--- BEGIN Task material ---
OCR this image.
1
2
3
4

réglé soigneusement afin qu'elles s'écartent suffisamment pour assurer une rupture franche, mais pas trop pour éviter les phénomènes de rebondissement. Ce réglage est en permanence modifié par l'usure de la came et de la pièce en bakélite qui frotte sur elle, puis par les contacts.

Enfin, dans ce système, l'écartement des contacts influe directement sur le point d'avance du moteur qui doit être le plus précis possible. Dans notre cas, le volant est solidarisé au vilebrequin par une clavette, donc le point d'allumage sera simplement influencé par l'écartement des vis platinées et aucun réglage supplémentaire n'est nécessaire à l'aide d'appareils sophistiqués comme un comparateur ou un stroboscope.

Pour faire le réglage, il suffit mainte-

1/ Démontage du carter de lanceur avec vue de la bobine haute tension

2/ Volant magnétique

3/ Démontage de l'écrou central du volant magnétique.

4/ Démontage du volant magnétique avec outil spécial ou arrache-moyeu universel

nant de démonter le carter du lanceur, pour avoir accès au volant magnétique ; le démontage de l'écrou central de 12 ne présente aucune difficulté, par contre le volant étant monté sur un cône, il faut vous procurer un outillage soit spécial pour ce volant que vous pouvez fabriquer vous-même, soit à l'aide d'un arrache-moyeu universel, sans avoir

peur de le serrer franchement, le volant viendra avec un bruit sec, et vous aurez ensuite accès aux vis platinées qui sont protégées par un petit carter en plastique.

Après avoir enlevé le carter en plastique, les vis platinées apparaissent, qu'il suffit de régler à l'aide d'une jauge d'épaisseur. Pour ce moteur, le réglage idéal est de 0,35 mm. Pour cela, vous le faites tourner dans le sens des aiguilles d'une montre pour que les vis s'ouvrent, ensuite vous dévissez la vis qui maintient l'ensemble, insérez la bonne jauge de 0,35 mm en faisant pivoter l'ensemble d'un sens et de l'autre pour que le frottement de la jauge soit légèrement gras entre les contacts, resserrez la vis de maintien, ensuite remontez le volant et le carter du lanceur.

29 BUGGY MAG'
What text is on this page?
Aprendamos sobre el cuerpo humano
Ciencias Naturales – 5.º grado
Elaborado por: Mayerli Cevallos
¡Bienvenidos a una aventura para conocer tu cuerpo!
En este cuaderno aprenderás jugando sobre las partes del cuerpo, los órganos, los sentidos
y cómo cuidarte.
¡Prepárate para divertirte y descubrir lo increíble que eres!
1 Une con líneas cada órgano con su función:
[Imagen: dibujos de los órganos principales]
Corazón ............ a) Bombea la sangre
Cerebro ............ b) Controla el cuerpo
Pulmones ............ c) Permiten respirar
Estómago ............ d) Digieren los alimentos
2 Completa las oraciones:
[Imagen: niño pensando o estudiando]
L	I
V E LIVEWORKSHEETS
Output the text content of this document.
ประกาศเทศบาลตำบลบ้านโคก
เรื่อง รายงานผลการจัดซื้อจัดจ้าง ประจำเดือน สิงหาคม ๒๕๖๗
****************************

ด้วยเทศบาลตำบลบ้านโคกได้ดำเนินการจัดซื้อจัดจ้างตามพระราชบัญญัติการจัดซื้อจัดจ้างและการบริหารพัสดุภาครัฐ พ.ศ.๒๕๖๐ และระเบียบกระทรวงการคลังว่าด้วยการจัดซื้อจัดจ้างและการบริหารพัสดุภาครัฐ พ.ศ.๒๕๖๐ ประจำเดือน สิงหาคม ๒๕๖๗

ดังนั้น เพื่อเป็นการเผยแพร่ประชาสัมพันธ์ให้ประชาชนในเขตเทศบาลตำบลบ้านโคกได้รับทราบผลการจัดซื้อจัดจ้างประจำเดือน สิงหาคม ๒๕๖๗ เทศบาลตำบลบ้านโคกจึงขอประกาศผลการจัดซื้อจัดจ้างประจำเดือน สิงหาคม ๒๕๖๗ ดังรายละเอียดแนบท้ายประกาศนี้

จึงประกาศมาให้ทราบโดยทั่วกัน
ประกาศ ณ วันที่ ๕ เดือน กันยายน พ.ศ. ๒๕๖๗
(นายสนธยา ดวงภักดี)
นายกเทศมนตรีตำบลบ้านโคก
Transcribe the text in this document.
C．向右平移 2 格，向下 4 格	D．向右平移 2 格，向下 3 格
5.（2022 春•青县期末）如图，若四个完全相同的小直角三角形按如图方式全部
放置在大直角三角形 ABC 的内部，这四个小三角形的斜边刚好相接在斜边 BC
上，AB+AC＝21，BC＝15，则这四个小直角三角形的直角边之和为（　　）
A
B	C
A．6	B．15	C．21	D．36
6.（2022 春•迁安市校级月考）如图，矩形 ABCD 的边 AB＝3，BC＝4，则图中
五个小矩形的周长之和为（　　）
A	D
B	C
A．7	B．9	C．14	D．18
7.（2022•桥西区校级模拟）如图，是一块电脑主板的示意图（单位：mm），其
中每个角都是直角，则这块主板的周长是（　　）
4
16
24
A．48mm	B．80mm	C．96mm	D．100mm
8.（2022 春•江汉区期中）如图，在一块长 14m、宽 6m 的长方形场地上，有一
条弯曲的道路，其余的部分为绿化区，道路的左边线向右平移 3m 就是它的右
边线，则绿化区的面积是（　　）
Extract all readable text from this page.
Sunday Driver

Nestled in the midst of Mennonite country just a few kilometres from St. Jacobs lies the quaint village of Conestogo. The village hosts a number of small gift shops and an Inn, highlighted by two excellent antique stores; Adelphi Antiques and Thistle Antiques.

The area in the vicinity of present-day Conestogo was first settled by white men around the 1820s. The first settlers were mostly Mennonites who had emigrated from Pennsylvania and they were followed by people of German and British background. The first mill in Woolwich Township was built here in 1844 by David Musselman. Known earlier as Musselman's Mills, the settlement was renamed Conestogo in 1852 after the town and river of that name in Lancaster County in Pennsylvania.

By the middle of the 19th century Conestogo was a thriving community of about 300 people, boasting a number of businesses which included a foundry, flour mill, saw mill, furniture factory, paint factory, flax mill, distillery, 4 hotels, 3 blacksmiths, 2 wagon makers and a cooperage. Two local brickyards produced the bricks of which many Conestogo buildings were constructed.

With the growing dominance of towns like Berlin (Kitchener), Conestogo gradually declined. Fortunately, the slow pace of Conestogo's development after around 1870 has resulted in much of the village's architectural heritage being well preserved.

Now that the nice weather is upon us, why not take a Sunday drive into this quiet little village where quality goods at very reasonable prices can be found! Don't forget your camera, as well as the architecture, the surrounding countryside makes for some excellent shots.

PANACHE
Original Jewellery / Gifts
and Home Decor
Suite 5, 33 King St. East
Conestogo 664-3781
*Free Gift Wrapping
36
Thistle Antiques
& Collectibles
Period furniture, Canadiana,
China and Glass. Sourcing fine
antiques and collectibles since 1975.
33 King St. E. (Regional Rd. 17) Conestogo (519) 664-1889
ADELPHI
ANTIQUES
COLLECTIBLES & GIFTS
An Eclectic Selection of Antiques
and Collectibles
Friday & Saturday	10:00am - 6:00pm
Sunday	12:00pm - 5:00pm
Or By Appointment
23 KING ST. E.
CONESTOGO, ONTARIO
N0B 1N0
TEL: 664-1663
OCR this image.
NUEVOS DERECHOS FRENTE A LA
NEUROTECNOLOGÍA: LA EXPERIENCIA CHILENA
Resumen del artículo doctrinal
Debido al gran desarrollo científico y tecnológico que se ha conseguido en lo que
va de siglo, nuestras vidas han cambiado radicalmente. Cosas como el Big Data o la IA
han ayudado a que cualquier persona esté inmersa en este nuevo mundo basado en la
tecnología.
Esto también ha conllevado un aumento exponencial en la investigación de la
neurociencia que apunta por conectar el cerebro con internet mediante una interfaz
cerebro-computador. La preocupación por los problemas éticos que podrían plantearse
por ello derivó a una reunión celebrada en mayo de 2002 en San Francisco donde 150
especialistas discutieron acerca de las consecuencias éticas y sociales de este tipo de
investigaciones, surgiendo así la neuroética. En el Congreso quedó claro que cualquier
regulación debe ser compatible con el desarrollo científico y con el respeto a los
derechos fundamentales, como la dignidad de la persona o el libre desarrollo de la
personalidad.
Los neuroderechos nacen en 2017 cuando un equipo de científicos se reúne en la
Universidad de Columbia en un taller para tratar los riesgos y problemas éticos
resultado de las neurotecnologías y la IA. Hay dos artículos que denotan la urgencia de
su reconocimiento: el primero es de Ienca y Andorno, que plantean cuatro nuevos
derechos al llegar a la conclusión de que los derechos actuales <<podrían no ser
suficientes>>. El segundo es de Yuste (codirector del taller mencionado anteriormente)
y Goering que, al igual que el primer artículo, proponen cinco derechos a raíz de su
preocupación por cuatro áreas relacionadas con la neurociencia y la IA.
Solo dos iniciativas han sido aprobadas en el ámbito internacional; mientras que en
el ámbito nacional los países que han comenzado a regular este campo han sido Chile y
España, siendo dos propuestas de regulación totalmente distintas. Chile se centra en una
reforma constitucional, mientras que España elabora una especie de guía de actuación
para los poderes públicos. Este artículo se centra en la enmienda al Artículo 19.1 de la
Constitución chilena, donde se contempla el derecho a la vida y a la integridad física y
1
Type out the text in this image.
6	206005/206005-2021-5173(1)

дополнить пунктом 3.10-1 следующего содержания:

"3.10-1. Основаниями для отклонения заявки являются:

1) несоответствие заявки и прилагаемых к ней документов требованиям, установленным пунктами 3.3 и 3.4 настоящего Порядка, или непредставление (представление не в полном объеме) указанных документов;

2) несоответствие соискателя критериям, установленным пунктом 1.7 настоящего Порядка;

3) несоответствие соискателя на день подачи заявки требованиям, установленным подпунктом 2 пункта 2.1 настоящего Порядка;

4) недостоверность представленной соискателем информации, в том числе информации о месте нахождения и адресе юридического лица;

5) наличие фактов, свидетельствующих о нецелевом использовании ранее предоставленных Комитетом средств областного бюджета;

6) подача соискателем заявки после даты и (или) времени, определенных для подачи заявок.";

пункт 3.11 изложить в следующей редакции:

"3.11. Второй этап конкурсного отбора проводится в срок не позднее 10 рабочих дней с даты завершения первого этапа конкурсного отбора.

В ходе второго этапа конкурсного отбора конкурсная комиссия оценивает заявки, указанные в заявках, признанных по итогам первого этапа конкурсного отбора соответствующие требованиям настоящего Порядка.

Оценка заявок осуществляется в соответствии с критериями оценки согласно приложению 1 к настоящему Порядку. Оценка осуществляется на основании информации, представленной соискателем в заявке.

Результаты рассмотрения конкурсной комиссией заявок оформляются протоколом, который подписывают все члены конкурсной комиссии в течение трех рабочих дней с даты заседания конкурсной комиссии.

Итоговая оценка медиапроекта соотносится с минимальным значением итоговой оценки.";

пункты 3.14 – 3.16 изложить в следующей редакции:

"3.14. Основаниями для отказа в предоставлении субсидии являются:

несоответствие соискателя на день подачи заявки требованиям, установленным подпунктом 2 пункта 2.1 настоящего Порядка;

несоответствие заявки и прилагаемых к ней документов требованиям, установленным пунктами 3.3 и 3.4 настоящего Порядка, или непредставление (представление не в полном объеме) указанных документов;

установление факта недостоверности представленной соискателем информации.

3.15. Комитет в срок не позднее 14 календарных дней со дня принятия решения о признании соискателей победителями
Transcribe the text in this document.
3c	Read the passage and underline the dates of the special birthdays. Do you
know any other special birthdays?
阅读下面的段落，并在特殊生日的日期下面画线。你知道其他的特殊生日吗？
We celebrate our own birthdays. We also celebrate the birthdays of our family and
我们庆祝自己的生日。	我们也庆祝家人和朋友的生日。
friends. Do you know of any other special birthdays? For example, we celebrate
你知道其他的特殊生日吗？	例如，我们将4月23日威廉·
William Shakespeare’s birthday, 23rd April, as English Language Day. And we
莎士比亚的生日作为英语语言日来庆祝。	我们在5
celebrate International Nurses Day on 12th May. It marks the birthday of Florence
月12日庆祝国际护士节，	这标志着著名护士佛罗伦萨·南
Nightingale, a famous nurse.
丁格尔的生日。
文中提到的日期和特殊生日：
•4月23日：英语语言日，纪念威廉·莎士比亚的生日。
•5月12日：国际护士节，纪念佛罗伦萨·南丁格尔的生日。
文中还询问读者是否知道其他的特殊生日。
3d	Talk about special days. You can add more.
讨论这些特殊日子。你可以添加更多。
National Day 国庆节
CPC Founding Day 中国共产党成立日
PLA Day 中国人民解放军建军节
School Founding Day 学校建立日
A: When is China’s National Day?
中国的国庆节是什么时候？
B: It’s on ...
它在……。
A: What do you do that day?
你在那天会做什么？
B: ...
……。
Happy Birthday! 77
--- END Task material ---
Give solely the number of lines in the data that contain the string "lanceur".

**Solution:** 3